— START OF Records provided —
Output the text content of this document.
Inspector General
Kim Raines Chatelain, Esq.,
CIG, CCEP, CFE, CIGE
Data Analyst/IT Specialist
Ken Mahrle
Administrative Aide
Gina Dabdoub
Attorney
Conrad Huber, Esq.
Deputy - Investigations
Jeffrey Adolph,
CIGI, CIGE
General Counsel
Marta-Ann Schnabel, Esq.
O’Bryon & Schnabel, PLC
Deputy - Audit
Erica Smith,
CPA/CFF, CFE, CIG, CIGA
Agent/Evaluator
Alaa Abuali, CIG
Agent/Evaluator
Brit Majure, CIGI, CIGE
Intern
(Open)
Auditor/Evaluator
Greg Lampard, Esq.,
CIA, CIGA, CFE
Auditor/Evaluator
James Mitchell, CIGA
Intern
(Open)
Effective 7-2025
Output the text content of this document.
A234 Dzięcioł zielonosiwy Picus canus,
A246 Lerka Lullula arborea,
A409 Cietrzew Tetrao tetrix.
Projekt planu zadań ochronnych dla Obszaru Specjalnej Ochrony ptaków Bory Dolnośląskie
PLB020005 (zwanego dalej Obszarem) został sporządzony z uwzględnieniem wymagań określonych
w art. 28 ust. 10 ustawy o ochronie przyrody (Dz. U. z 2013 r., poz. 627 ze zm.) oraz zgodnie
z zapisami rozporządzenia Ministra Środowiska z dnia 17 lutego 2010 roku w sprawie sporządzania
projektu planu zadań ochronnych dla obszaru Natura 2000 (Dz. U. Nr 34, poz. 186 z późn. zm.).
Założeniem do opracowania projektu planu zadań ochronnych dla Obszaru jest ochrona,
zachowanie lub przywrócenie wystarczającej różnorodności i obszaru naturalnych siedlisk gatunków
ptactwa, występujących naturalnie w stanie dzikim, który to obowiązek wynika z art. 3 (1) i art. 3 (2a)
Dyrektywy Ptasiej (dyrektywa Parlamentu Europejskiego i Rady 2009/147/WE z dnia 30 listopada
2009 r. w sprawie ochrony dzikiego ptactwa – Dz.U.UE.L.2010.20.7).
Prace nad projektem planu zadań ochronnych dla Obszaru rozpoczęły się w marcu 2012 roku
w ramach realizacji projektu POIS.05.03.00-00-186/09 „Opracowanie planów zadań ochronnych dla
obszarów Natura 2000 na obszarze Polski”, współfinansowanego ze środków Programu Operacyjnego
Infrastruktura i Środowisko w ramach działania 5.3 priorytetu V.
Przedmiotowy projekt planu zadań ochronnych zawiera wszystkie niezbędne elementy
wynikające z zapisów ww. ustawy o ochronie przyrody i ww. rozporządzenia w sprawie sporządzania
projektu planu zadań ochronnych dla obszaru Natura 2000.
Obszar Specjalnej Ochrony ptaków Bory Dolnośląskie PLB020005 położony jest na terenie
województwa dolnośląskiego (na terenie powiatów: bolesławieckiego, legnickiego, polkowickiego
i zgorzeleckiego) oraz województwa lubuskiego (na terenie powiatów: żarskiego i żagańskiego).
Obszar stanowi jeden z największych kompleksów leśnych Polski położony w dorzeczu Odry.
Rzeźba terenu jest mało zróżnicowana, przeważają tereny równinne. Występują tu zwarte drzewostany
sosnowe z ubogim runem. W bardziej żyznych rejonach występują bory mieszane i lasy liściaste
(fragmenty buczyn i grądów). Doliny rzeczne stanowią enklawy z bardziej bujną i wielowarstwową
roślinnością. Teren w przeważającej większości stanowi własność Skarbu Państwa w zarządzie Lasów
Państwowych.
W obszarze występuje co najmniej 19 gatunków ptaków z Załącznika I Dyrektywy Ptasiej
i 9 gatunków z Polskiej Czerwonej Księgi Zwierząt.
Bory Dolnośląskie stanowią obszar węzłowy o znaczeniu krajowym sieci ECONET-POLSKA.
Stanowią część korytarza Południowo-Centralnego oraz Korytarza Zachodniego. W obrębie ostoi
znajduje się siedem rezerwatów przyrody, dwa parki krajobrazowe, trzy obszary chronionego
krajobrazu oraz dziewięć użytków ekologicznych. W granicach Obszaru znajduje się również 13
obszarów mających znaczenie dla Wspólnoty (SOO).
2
— END OF Records provided —
• _Short exercise_
Set down the listing in full, keeping every word exactly as it is.

• _Solved exercise_
Output the text content of this document.
Inspector General
Kim Raines Chatelain, Esq.,
CIG, CCEP, CFE, CIGE
Data Analyst/IT Specialist
Ken Mahrle
Administrative Aide
Gina Dabdoub
Attorney
Conrad Huber, Esq.
Deputy - Investigations
Jeffrey Adolph,
CIGI, CIGE
General Counsel
Marta-Ann Schnabel, Esq.
O’Bryon & Schnabel, PLC
Deputy - Audit
Erica Smith,
CPA/CFF, CFE, CIG, CIGA
Agent/Evaluator
Alaa Abuali, CIG
Agent/Evaluator
Brit Majure, CIGI, CIGE
Intern
(Open)
Auditor/Evaluator
Greg Lampard, Esq.,
CIA, CIGA, CFE
Auditor/Evaluator
James Mitchell, CIGA
Intern
(Open)
Effective 7-2025
Output the text content of this document.
A234 Dzięcioł zielonosiwy Picus canus,
A246 Lerka Lullula arborea,
A409 Cietrzew Tetrao tetrix.
Projekt planu zadań ochronnych dla Obszaru Specjalnej Ochrony ptaków Bory Dolnośląskie
PLB020005 (zwanego dalej Obszarem) został sporządzony z uwzględnieniem wymagań określonych
w art. 28 ust. 10 ustawy o ochronie przyrody (Dz. U. z 2013 r., poz. 627 ze zm.) oraz zgodnie
z zapisami rozporządzenia Ministra Środowiska z dnia 17 lutego 2010 roku w sprawie sporządzania
projektu planu zadań ochronnych dla obszaru Natura 2000 (Dz. U. Nr 34, poz. 186 z późn. zm.).
Założeniem do opracowania projektu planu zadań ochronnych dla Obszaru jest ochrona,
zachowanie lub przywrócenie wystarczającej różnorodności i obszaru naturalnych siedlisk gatunków
ptactwa, występujących naturalnie w stanie dzikim, który to obowiązek wynika z art. 3 (1) i art. 3 (2a)
Dyrektywy Ptasiej (dyrektywa Parlamentu Europejskiego i Rady 2009/147/WE z dnia 30 listopada
2009 r. w sprawie ochrony dzikiego ptactwa – Dz.U.UE.L.2010.20.7).
Prace nad projektem planu zadań ochronnych dla Obszaru rozpoczęły się w marcu 2012 roku
w ramach realizacji projektu POIS.05.03.00-00-186/09 „Opracowanie planów zadań ochronnych dla
obszarów Natura 2000 na obszarze Polski”, współfinansowanego ze środków Programu Operacyjnego
Infrastruktura i Środowisko w ramach działania 5.3 priorytetu V.
Przedmiotowy projekt planu zadań ochronnych zawiera wszystkie niezbędne elementy
wynikające z zapisów ww. ustawy o ochronie przyrody i ww. rozporządzenia w sprawie sporządzania
projektu planu zadań ochronnych dla obszaru Natura 2000.
Obszar Specjalnej Ochrony ptaków Bory Dolnośląskie PLB020005 położony jest na terenie
województwa dolnośląskiego (na terenie powiatów: bolesławieckiego, legnickiego, polkowickiego
i zgorzeleckiego) oraz województwa lubuskiego (na terenie powiatów: żarskiego i żagańskiego).
Obszar stanowi jeden z największych kompleksów leśnych Polski położony w dorzeczu Odry.
Rzeźba terenu jest mało zróżnicowana, przeważają tereny równinne. Występują tu zwarte drzewostany
sosnowe z ubogim runem. W bardziej żyznych rejonach występują bory mieszane i lasy liściaste
(fragmenty buczyn i grądów). Doliny rzeczne stanowią enklawy z bardziej bujną i wielowarstwową
roślinnością. Teren w przeważającej większości stanowi własność Skarbu Państwa w zarządzie Lasów
Państwowych.
W obszarze występuje co najmniej 19 gatunków ptaków z Załącznika I Dyrektywy Ptasiej
i 9 gatunków z Polskiej Czerwonej Księgi Zwierząt.
Bory Dolnośląskie stanowią obszar węzłowy o znaczeniu krajowym sieci ECONET-POLSKA.
Stanowią część korytarza Południowo-Centralnego oraz Korytarza Zachodniego. W obrębie ostoi
znajduje się siedem rezerwatów przyrody, dwa parki krajobrazowe, trzy obszary chronionego
krajobrazu oraz dziewięć użytków ekologicznych. W granicach Obszaru znajduje się również 13
obszarów mających znaczenie dla Wspólnoty (SOO).
2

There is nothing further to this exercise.